-- Record set start --

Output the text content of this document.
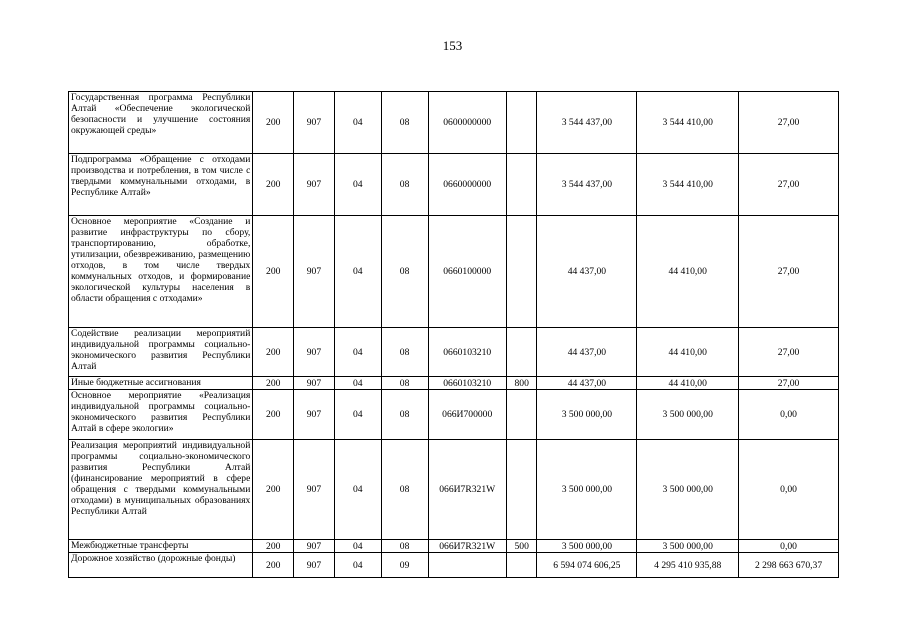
153
Государственная программа Республики Алтай «Обеспечение экологической безопасности и улучшение состояния окружающей среды»	200	907	04	08	0600000000		3 544 437,00	3 544 410,00	27,00

Подпрограмма «Обращение с отходами производства и потребления, в том числе с твердыми коммунальными отходами, в Республике Алтай»	200	907	04	08	0660000000		3 544 437,00	3 544 410,00	27,00

Основное мероприятие «Создание и развитие инфраструктуры по сбору, транспортированию, обработке, утилизации, обезвреживанию, размещению отходов, в том числе твердых коммунальных отходов, и формирование экологической культуры населения в области обращения с отходами»	200	907	04	08	0660100000		44 437,00	44 410,00	27,00

Содействие реализации мероприятий индивидуальной программы социально-экономического развития Республики Алтай	200	907	04	08	0660103210		44 437,00	44 410,00	27,00

Иные бюджетные ассигнования	200	907	04	08	0660103210	800	44 437,00	44 410,00	27,00

Основное мероприятие «Реализация индивидуальной программы социально-экономического развития Республики Алтай в сфере экологии»	200	907	04	08	066И700000		3 500 000,00	3 500 000,00	0,00

Реализация мероприятий индивидуальной программы социально-экономического развития Республики Алтай (финансирование мероприятий в сфере обращения с твердыми коммунальными отходами) в муниципальных образованиях Республики Алтай	200	907	04	08	066И7R321W		3 500 000,00	3 500 000,00	0,00

Межбюджетные трансферты	200	907	04	08	066И7R321W	500	3 500 000,00	3 500 000,00	0,00

Дорожное хозяйство (дорожные фонды)	200	907	04	09			6 594 074 606,25	4 295 410 935,88	2 298 663 670,37
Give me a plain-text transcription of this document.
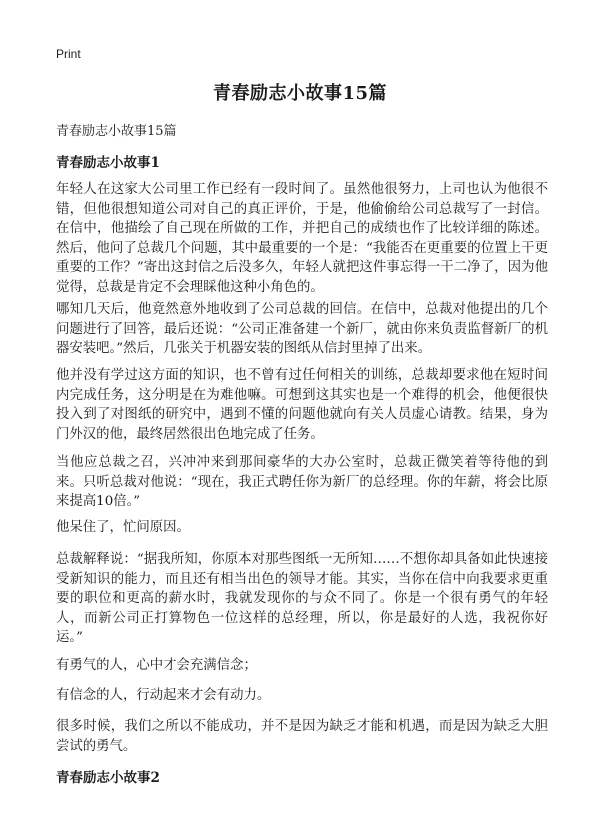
Print
青春励志小故事15篇

青春励志小故事15篇

青春励志小故事1

年轻人在这家大公司里工作已经有一段时间了。虽然他很努力，上司也认为他很不错，但他很想知道公司对自己的真正评价，于是，他偷偷给公司总裁写了一封信。在信中，他描绘了自己现在所做的工作，并把自己的成绩也作了比较详细的陈述。然后，他问了总裁几个问题，其中最重要的一个是：“我能否在更重要的位置上干更重要的工作？”寄出这封信之后没多久，年轻人就把这件事忘得一干二净了，因为他觉得，总裁是肯定不会理睬他这种小角色的。

哪知几天后，他竟然意外地收到了公司总裁的回信。在信中，总裁对他提出的几个问题进行了回答，最后还说：“公司正准备建一个新厂，就由你来负责监督新厂的机器安装吧。”然后，几张关于机器安装的图纸从信封里掉了出来。

他并没有学过这方面的知识，也不曾有过任何相关的训练，总裁却要求他在短时间内完成任务，这分明是在为难他嘛。可想到这其实也是一个难得的机会，他便很快投入到了对图纸的研究中，遇到不懂的问题他就向有关人员虚心请教。结果，身为门外汉的他，最终居然很出色地完成了任务。

当他应总裁之召，兴冲冲来到那间豪华的大办公室时，总裁正微笑着等待他的到来。只听总裁对他说：“现在，我正式聘任你为新厂的总经理。你的年薪，将会比原来提高10倍。”

他呆住了，忙问原因。

总裁解释说：“据我所知，你原本对那些图纸一无所知……不想你却具备如此快速接受新知识的能力，而且还有相当出色的领导才能。其实，当你在信中向我要求更重要的职位和更高的薪水时，我就发现你的与众不同了。你是一个很有勇气的年轻人，而新公司正打算物色一位这样的总经理，所以，你是最好的人选，我祝你好运。”

有勇气的人，心中才会充满信念；

有信念的人，行动起来才会有动力。

很多时候，我们之所以不能成功，并不是因为缺乏才能和机遇，而是因为缺乏大胆尝试的勇气。

青春励志小故事2
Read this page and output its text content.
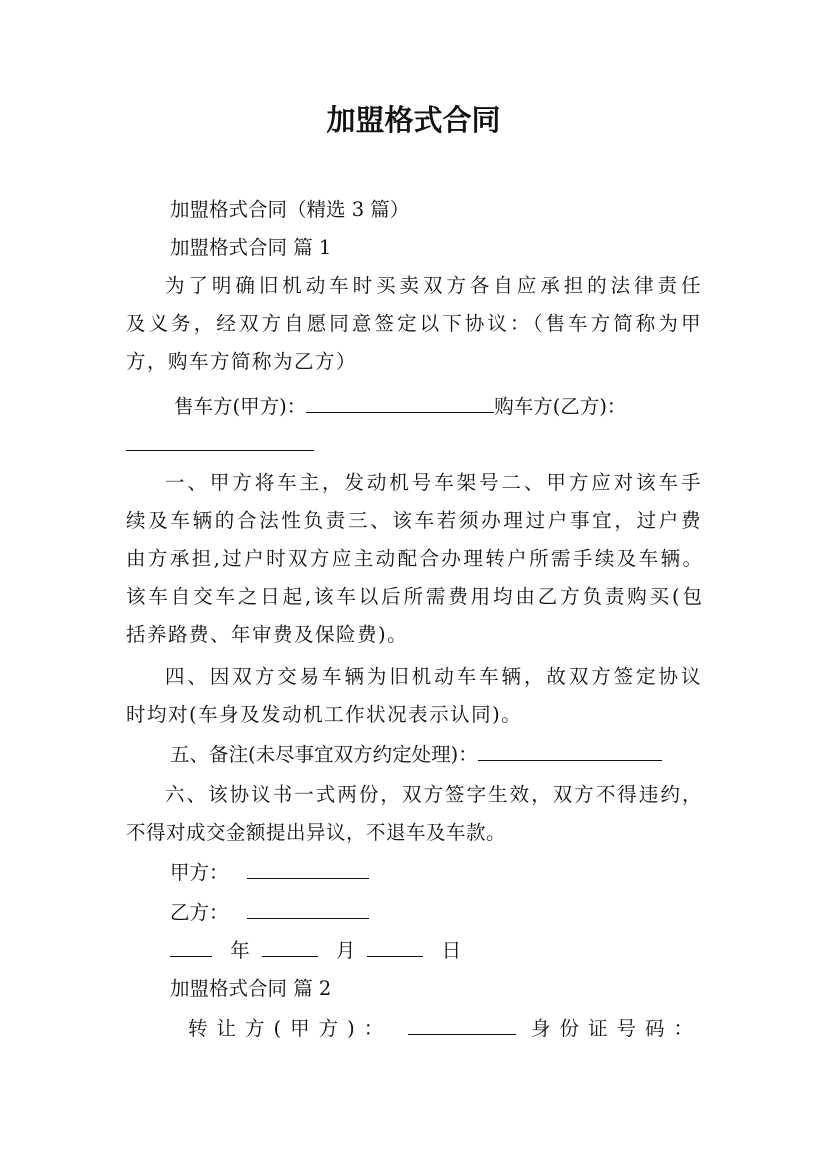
加盟格式合同
加盟格式合同（精选 3 篇）
加盟格式合同 篇 1
为了明确旧机动车时买卖双方各自应承担的法律责任
及义务，经双方自愿同意签定以下协议：（售车方简称为甲
方，购车方简称为乙方）
售车方(甲方)：	购车方(乙方)：
一、甲方将车主，发动机号车架号二、甲方应对该车手
续及车辆的合法性负责三、该车若须办理过户事宜，过户费
由方承担,过户时双方应主动配合办理转户所需手续及车辆。
该车自交车之日起,该车以后所需费用均由乙方负责购买(包
括养路费、年审费及保险费)。
四、因双方交易车辆为旧机动车车辆，故双方签定协议
时均对(车身及发动机工作状况表示认同)。
五、备注(未尽事宜双方约定处理)：
六、该协议书一式两份，双方签字生效，双方不得违约，
不得对成交金额提出异议，不退车及车款。
甲方：
乙方：
年	月	日
加盟格式合同 篇 2
转让方(甲方)：	身份证号码：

-- Record set end --

Written request -
List every line above that contains the word "content".

Solution for this exercise -
Output the text content of this document.
Read this page and output its text content.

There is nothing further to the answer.